Figure content listings –
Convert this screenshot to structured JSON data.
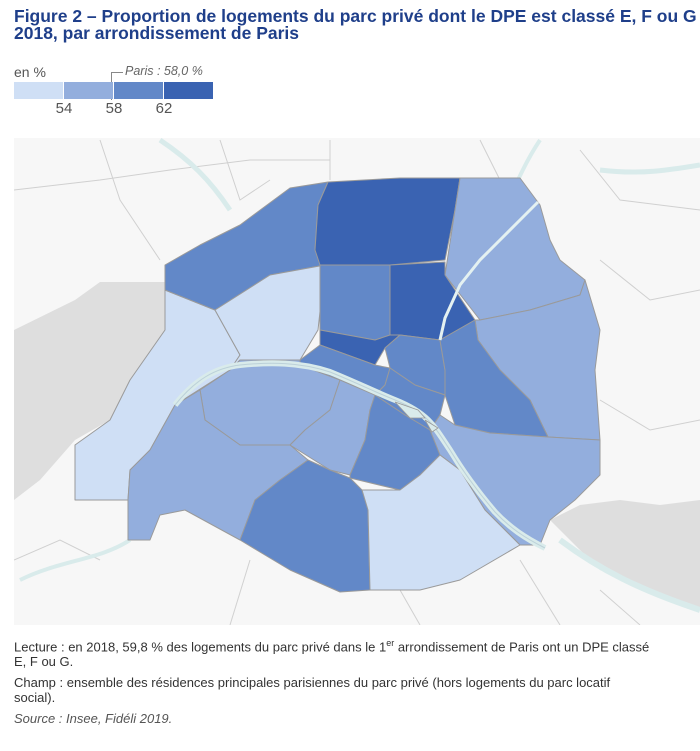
{
  "title_line1": "Figure 2 – Proportion de logements du parc privé dont le DPE est classé E, F ou G en",
  "title_line2": "2018, par arrondissement de Paris",
  "legend": {
    "unit": "en %",
    "reference": "Paris : 58,0 %",
    "ticks": [
      "54",
      "58",
      "62"
    ],
    "colors": [
      "#cfdff5",
      "#93aedd",
      "#6288c8",
      "#3a63b2"
    ]
  },
  "map": {
    "background_city": "#f4f4f4",
    "outside_gray": "#dedede",
    "river_color": "#d9ebeb",
    "border_color": "#9a9a9a",
    "arrondissements": [
      {
        "id": "1",
        "class": 3
      },
      {
        "id": "2",
        "class": 4
      },
      {
        "id": "3",
        "class": 3
      },
      {
        "id": "4",
        "class": 3
      },
      {
        "id": "5",
        "class": 3
      },
      {
        "id": "6",
        "class": 2
      },
      {
        "id": "7",
        "class": 2
      },
      {
        "id": "8",
        "class": 1
      },
      {
        "id": "9",
        "class": 3
      },
      {
        "id": "10",
        "class": 4
      },
      {
        "id": "11",
        "class": 3
      },
      {
        "id": "12",
        "class": 2
      },
      {
        "id": "13",
        "class": 1
      },
      {
        "id": "14",
        "class": 3
      },
      {
        "id": "15",
        "class": 2
      },
      {
        "id": "16",
        "class": 1
      },
      {
        "id": "17",
        "class": 3
      },
      {
        "id": "18",
        "class": 4
      },
      {
        "id": "19",
        "class": 2
      },
      {
        "id": "20",
        "class": 2
      }
    ]
  },
  "notes": {
    "lecture_before": "Lecture : en 2018, 59,8 % des logements du parc privé dans le 1",
    "lecture_sup": "er",
    "lecture_after": " arrondissement de Paris ont un DPE classé\nE, F ou G.",
    "champ": "Champ : ensemble des résidences principales parisiennes du parc privé (hors logements du parc locatif\nsocial).",
    "source": "Source : Insee, Fidéli 2019."
  }
}
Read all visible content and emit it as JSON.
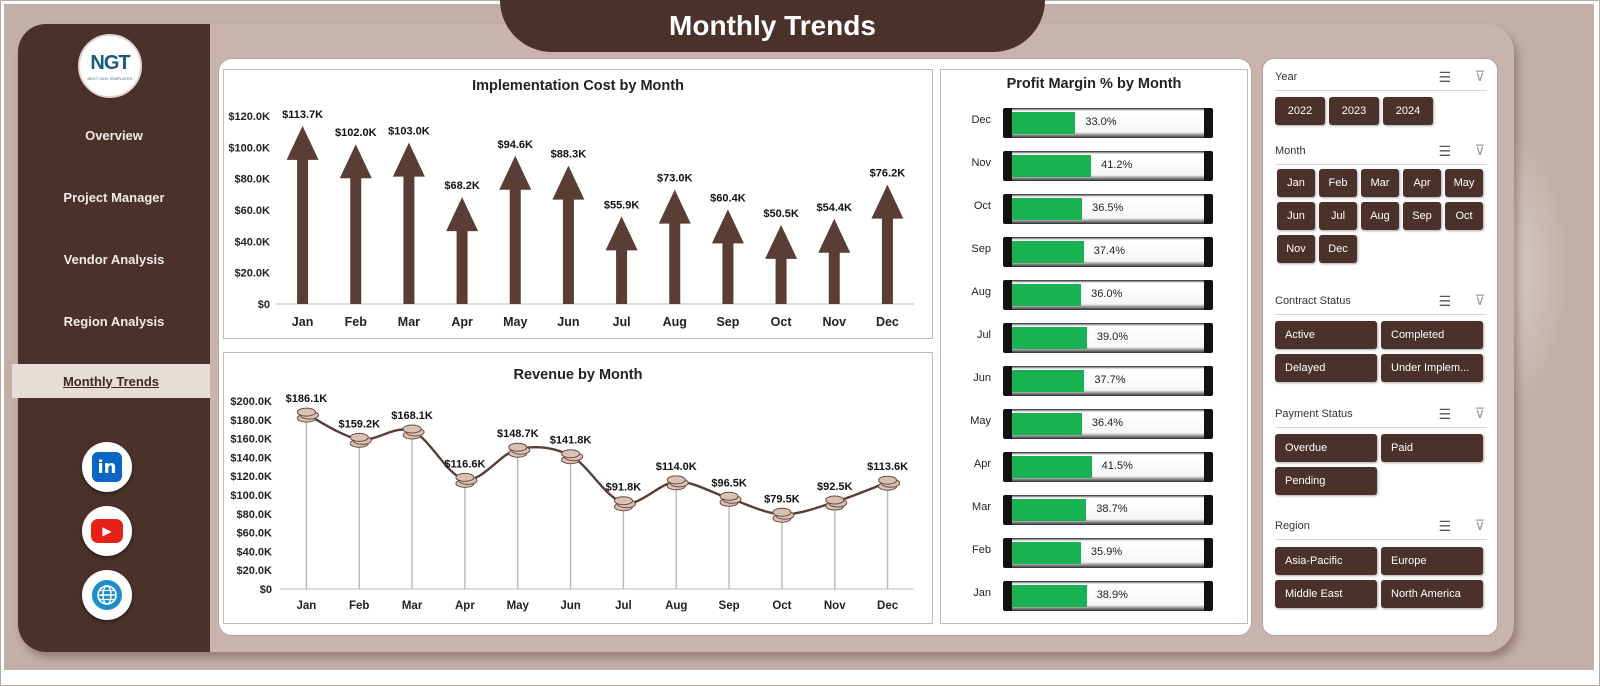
{
  "title": "Monthly Trends",
  "logo": {
    "text": "NGT",
    "subtext": "NEXT GEN TEMPLATES"
  },
  "nav": [
    {
      "label": "Overview",
      "active": false
    },
    {
      "label": "Project Manager",
      "active": false
    },
    {
      "label": "Vendor Analysis",
      "active": false
    },
    {
      "label": "Region Analysis",
      "active": false
    },
    {
      "label": "Monthly Trends",
      "active": true
    }
  ],
  "social": [
    {
      "icon": "linkedin-icon",
      "glyph": "in",
      "color": "#0a66c2"
    },
    {
      "icon": "youtube-icon",
      "glyph": "▶",
      "color": "#e62117"
    },
    {
      "icon": "globe-icon",
      "glyph": "🌐",
      "color": "#1e8fc6"
    }
  ],
  "colors": {
    "brown": "#4a312a",
    "green": "#19b253",
    "bg": "#c2afa8"
  },
  "chart_data": [
    {
      "type": "bar",
      "title": "Implementation Cost by Month",
      "categories": [
        "Jan",
        "Feb",
        "Mar",
        "Apr",
        "May",
        "Jun",
        "Jul",
        "Aug",
        "Sep",
        "Oct",
        "Nov",
        "Dec"
      ],
      "values": [
        113.7,
        102.0,
        103.0,
        68.2,
        94.6,
        88.3,
        55.9,
        73.0,
        60.4,
        50.5,
        54.4,
        76.2
      ],
      "data_labels": [
        "$113.7K",
        "$102.0K",
        "$103.0K",
        "$68.2K",
        "$94.6K",
        "$88.3K",
        "$55.9K",
        "$73.0K",
        "$60.4K",
        "$50.5K",
        "$54.4K",
        "$76.2K"
      ],
      "ylim": [
        0,
        120
      ],
      "yticks": [
        "$0",
        "$20.0K",
        "$40.0K",
        "$60.0K",
        "$80.0K",
        "$100.0K",
        "$120.0K"
      ],
      "marker": "arrow"
    },
    {
      "type": "line",
      "title": "Revenue by Month",
      "categories": [
        "Jan",
        "Feb",
        "Mar",
        "Apr",
        "May",
        "Jun",
        "Jul",
        "Aug",
        "Sep",
        "Oct",
        "Nov",
        "Dec"
      ],
      "values": [
        186.1,
        159.2,
        168.1,
        116.6,
        148.7,
        141.8,
        91.8,
        114.0,
        96.5,
        79.5,
        92.5,
        113.6
      ],
      "data_labels": [
        "$186.1K",
        "$159.2K",
        "$168.1K",
        "$116.6K",
        "$148.7K",
        "$141.8K",
        "$91.8K",
        "$114.0K",
        "$96.5K",
        "$79.5K",
        "$92.5K",
        "$113.6K"
      ],
      "ylim": [
        0,
        200
      ],
      "yticks": [
        "$0",
        "$20.0K",
        "$40.0K",
        "$60.0K",
        "$80.0K",
        "$100.0K",
        "$120.0K",
        "$140.0K",
        "$160.0K",
        "$180.0K",
        "$200.0K"
      ],
      "marker": "coins"
    },
    {
      "type": "bar",
      "orientation": "horizontal",
      "title": "Profit Margin % by Month",
      "categories": [
        "Dec",
        "Nov",
        "Oct",
        "Sep",
        "Aug",
        "Jul",
        "Jun",
        "May",
        "Apr",
        "Mar",
        "Feb",
        "Jan"
      ],
      "values": [
        33.0,
        41.2,
        36.5,
        37.4,
        36.0,
        39.0,
        37.7,
        36.4,
        41.5,
        38.7,
        35.9,
        38.9
      ],
      "data_labels": [
        "33.0%",
        "41.2%",
        "36.5%",
        "37.4%",
        "36.0%",
        "39.0%",
        "37.7%",
        "36.4%",
        "41.5%",
        "38.7%",
        "35.9%",
        "38.9%"
      ],
      "xlim": [
        0,
        100
      ]
    }
  ],
  "slicers": {
    "year": {
      "title": "Year",
      "items": [
        "2022",
        "2023",
        "2024"
      ]
    },
    "month": {
      "title": "Month",
      "items": [
        "Jan",
        "Feb",
        "Mar",
        "Apr",
        "May",
        "Jun",
        "Jul",
        "Aug",
        "Sep",
        "Oct",
        "Nov",
        "Dec"
      ]
    },
    "contract": {
      "title": "Contract Status",
      "items": [
        "Active",
        "Completed",
        "Delayed",
        "Under Implem..."
      ]
    },
    "payment": {
      "title": "Payment Status",
      "items": [
        "Overdue",
        "Paid",
        "Pending"
      ]
    },
    "region": {
      "title": "Region",
      "items": [
        "Asia-Pacific",
        "Europe",
        "Middle East",
        "North America"
      ]
    }
  }
}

Objective – For each line of the listing that holds the word "logements", show that line.

Written solution –
  "title_line1": "Figure 2 – Proportion de logements du parc privé dont le DPE est classé E, F ou G en",
    "lecture_before": "Lecture : en 2018, 59,8 % des logements du parc privé dans le 1",
    "champ": "Champ : ensemble des résidences principales parisiennes du parc privé (hors logements du parc locatif\nsocial).",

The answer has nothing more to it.